**Task statement**. Please copy each line in the records below that contains the string "bilen".

**Supplied data**.
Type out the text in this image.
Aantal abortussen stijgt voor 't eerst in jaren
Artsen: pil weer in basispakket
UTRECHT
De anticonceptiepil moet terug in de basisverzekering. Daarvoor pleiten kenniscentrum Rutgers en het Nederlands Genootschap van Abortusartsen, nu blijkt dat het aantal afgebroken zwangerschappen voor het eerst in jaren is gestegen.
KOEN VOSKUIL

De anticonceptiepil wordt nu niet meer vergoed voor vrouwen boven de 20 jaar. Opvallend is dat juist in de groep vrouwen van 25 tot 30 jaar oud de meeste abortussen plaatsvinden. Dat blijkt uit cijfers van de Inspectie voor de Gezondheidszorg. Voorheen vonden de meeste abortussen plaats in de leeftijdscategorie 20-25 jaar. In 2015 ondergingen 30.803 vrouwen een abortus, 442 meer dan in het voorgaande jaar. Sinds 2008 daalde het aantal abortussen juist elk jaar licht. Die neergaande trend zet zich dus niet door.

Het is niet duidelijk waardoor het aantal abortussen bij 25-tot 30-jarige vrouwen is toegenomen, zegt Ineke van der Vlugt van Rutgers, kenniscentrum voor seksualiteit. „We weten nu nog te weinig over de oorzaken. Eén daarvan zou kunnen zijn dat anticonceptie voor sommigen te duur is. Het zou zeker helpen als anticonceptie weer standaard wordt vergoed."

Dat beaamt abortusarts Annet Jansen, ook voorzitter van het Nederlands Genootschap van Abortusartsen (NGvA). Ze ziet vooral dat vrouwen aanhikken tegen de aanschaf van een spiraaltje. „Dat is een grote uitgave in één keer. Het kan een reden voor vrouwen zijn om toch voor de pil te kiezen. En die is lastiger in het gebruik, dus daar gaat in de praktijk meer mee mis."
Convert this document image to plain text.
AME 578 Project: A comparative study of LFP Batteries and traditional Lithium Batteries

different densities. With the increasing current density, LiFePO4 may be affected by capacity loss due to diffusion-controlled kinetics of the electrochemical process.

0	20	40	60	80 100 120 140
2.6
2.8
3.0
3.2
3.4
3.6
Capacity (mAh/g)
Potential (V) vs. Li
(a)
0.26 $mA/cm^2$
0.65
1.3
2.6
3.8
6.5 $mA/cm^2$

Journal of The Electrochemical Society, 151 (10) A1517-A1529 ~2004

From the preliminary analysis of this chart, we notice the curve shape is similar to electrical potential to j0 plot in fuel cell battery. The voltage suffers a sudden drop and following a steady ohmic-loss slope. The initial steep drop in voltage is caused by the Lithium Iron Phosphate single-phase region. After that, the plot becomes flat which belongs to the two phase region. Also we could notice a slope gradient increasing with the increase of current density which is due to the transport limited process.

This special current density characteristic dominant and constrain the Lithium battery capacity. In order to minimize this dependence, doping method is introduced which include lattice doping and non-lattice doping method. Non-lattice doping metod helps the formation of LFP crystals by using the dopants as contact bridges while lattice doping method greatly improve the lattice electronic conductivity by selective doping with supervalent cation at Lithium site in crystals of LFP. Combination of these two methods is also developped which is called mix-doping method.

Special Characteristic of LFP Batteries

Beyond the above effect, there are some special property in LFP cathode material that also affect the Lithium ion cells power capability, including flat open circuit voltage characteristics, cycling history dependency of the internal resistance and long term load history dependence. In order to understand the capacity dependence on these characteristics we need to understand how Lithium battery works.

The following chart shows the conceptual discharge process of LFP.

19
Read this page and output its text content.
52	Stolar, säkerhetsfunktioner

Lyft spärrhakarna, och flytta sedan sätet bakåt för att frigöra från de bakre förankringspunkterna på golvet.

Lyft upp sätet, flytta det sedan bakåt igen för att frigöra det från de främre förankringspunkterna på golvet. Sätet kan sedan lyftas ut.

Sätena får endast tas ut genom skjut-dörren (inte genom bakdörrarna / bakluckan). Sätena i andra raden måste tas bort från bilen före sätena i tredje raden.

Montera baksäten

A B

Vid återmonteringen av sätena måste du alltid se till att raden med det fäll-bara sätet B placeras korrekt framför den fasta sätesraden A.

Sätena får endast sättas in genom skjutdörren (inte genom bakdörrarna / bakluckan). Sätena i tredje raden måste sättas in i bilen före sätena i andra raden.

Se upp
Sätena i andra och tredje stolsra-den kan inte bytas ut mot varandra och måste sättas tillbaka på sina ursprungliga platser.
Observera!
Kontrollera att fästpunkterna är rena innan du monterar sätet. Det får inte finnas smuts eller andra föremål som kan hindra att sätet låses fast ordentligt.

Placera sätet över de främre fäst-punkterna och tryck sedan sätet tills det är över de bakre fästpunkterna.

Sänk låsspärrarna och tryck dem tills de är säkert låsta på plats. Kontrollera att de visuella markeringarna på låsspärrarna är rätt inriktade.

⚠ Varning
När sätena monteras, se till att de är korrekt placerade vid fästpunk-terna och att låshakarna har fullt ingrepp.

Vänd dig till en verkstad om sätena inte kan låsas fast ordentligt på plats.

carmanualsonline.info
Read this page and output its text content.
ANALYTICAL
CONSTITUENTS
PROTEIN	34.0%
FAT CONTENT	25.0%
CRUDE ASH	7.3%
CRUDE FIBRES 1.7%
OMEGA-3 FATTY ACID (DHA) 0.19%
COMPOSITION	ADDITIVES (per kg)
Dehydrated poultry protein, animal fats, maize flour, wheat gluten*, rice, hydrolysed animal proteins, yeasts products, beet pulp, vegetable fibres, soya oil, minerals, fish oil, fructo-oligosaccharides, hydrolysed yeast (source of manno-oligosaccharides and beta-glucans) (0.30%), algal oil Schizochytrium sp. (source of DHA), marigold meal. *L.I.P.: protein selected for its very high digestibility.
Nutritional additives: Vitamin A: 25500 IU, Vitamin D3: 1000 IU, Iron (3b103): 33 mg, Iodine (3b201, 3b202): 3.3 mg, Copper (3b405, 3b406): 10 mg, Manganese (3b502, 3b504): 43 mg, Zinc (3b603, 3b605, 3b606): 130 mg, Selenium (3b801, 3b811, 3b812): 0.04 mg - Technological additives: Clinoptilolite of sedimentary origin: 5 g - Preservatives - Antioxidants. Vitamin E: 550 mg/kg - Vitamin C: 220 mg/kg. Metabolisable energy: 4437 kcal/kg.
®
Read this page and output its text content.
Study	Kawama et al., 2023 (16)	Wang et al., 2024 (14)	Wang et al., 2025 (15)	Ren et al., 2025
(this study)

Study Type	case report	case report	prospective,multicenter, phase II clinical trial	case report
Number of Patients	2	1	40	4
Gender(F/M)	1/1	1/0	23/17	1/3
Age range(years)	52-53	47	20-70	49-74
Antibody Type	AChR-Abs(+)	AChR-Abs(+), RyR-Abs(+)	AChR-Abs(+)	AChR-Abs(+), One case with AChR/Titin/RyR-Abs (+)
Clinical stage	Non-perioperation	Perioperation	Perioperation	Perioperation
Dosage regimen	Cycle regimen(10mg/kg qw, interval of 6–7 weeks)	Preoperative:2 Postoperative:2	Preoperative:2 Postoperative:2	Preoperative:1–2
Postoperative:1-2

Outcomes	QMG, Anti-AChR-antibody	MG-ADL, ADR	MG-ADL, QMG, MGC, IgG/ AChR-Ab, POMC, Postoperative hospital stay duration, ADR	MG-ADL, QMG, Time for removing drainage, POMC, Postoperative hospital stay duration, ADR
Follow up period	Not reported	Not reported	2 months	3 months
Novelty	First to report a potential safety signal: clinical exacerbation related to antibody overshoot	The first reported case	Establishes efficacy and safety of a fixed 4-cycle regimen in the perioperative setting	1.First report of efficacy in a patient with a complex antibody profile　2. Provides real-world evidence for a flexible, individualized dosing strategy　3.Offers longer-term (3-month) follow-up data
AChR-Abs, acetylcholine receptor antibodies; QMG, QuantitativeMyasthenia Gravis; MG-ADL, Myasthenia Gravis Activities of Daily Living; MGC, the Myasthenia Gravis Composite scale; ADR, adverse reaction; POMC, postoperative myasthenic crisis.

**Result of this task**.
Sätena får endast tas ut genom skjut-dörren (inte genom bakdörrarna / bakluckan). Sätena i andra raden måste tas bort från bilen före sätena i tredje raden.
Sätena får endast sättas in genom skjutdörren (inte genom bakdörrarna / bakluckan). Sätena i tredje raden måste sättas in i bilen före sätena i andra raden.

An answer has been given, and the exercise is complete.